**DIRECTIONS FOR THIS TASK**. Search the material below for the string "pour" and extract each line that has it.

**Extracted data entries**.
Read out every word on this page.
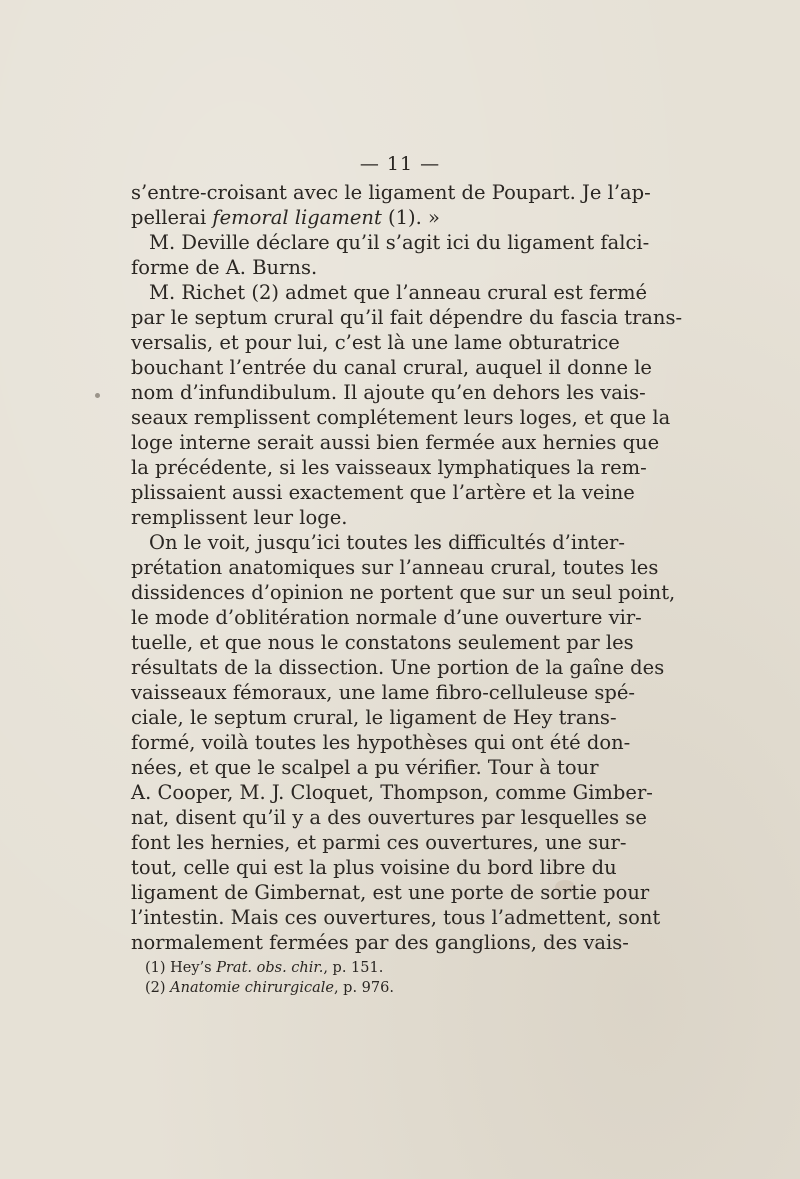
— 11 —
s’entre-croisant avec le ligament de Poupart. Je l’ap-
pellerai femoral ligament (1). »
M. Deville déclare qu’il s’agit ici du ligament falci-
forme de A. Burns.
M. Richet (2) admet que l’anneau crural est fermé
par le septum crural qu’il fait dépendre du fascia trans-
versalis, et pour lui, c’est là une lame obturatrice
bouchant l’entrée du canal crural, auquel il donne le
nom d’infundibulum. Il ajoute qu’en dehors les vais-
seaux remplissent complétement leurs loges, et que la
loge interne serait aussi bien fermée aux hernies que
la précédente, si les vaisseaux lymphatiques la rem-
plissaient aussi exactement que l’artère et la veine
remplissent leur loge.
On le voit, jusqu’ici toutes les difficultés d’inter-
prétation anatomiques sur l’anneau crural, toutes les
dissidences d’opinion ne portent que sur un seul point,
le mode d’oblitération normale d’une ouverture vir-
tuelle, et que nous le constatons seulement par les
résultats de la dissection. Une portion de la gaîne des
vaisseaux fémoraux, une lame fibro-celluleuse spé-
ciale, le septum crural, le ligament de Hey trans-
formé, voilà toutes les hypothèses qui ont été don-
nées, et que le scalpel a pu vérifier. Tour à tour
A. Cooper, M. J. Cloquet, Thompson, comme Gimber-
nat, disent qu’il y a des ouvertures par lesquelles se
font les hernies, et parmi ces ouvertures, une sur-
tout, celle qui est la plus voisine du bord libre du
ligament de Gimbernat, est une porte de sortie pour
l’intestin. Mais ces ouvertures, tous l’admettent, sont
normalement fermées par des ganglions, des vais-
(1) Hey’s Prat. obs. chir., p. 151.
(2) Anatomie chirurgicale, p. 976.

==

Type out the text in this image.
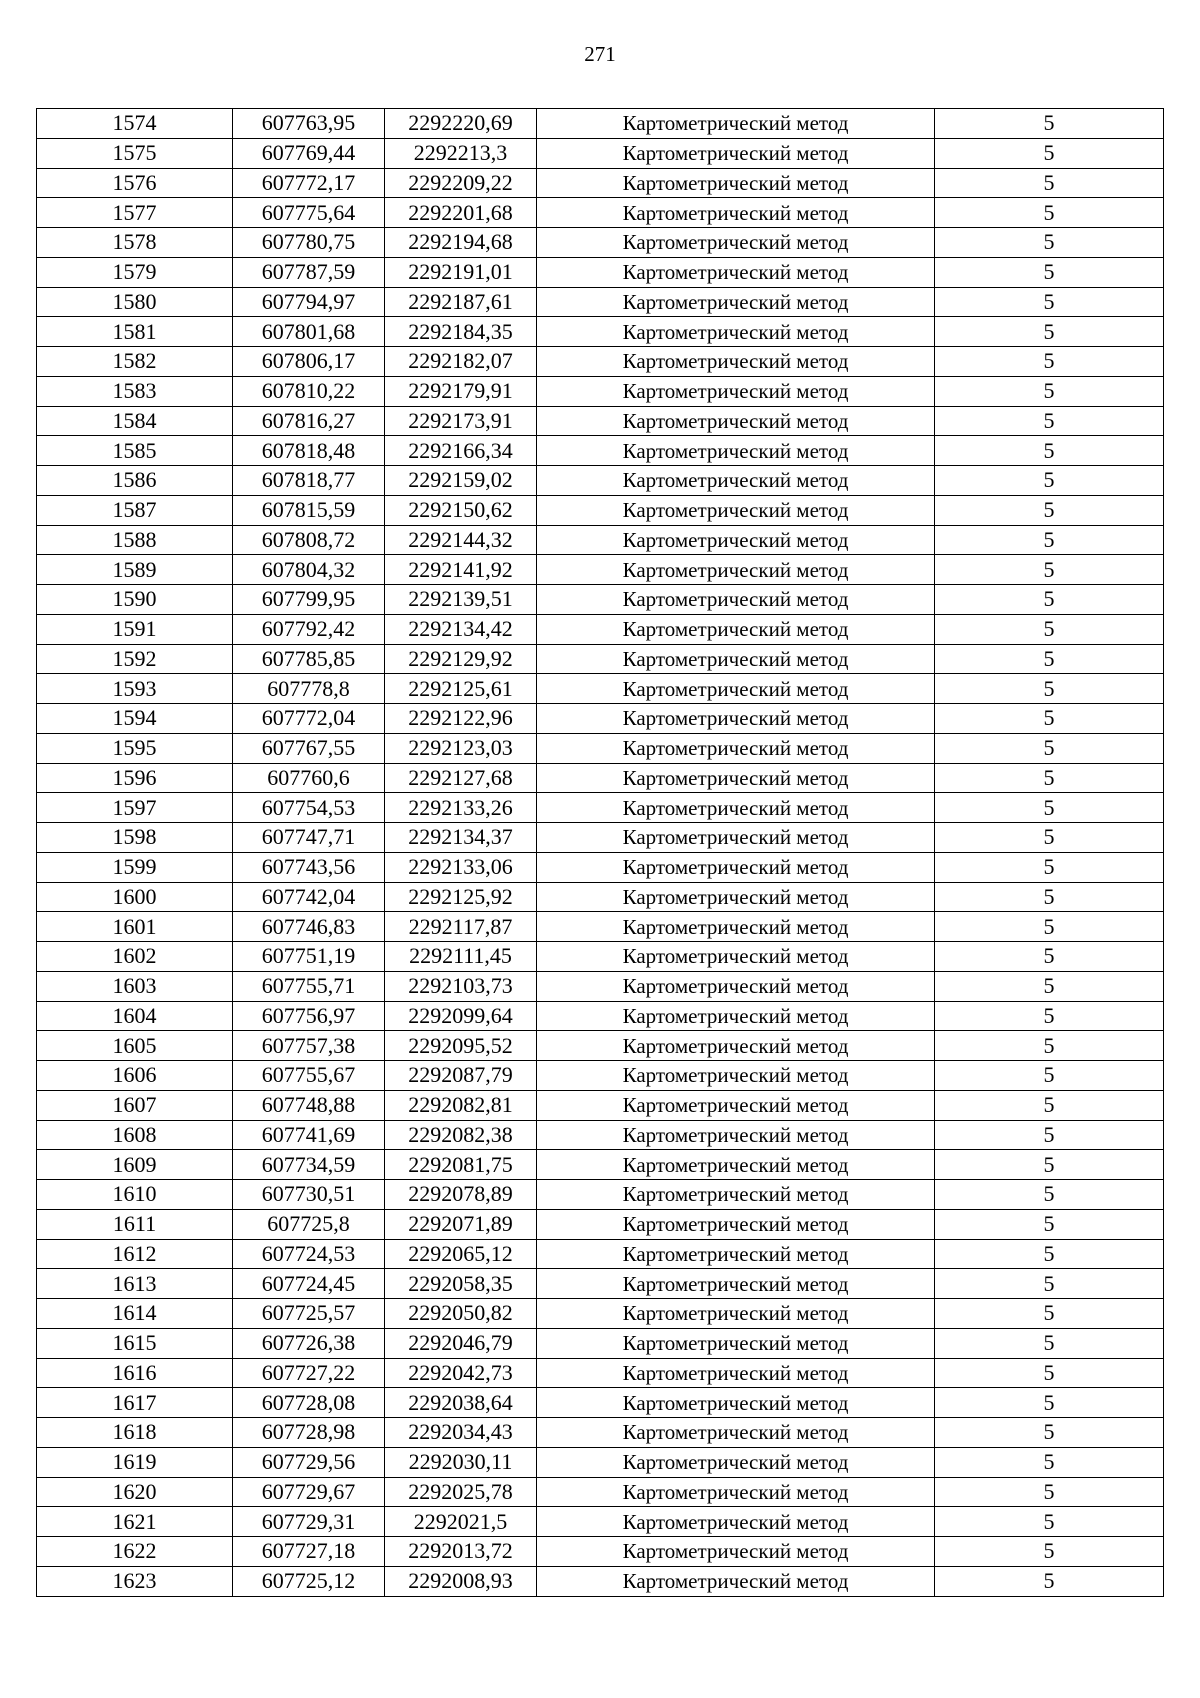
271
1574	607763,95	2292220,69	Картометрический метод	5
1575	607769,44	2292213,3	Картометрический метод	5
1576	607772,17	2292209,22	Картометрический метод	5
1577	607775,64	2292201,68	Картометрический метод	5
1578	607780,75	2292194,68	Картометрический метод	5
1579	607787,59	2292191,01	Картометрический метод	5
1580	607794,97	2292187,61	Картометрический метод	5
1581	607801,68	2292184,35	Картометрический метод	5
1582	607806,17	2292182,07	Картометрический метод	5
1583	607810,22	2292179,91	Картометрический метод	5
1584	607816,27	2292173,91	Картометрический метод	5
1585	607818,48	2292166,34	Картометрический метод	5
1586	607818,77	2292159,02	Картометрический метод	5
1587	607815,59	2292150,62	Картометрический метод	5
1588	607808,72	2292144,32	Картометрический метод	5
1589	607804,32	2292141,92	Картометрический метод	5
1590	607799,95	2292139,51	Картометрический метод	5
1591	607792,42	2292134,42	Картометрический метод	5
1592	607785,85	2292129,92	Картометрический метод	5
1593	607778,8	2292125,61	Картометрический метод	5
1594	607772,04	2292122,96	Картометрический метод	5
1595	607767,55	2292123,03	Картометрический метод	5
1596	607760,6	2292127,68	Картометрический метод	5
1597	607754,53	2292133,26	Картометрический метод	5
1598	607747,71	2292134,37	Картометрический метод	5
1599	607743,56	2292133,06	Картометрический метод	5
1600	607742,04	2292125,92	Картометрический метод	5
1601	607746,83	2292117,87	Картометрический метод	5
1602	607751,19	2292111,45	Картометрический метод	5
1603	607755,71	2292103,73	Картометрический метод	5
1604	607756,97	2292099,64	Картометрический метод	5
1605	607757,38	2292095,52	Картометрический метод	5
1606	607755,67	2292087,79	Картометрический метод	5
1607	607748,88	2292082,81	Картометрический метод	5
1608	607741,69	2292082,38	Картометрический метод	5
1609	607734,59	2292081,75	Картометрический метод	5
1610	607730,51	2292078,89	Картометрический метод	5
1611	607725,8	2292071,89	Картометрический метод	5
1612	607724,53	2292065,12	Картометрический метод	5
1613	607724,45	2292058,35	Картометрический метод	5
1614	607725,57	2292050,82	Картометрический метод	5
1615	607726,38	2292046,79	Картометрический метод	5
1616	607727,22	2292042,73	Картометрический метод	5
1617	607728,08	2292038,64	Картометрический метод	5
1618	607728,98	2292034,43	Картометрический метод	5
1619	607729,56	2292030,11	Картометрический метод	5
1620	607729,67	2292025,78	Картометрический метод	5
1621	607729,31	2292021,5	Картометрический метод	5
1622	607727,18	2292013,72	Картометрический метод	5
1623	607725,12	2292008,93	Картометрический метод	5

**RESULT**.
versalis, et pour lui, c’est là une lame obturatrice
ligament de Gimbernat, est une porte de sortie pour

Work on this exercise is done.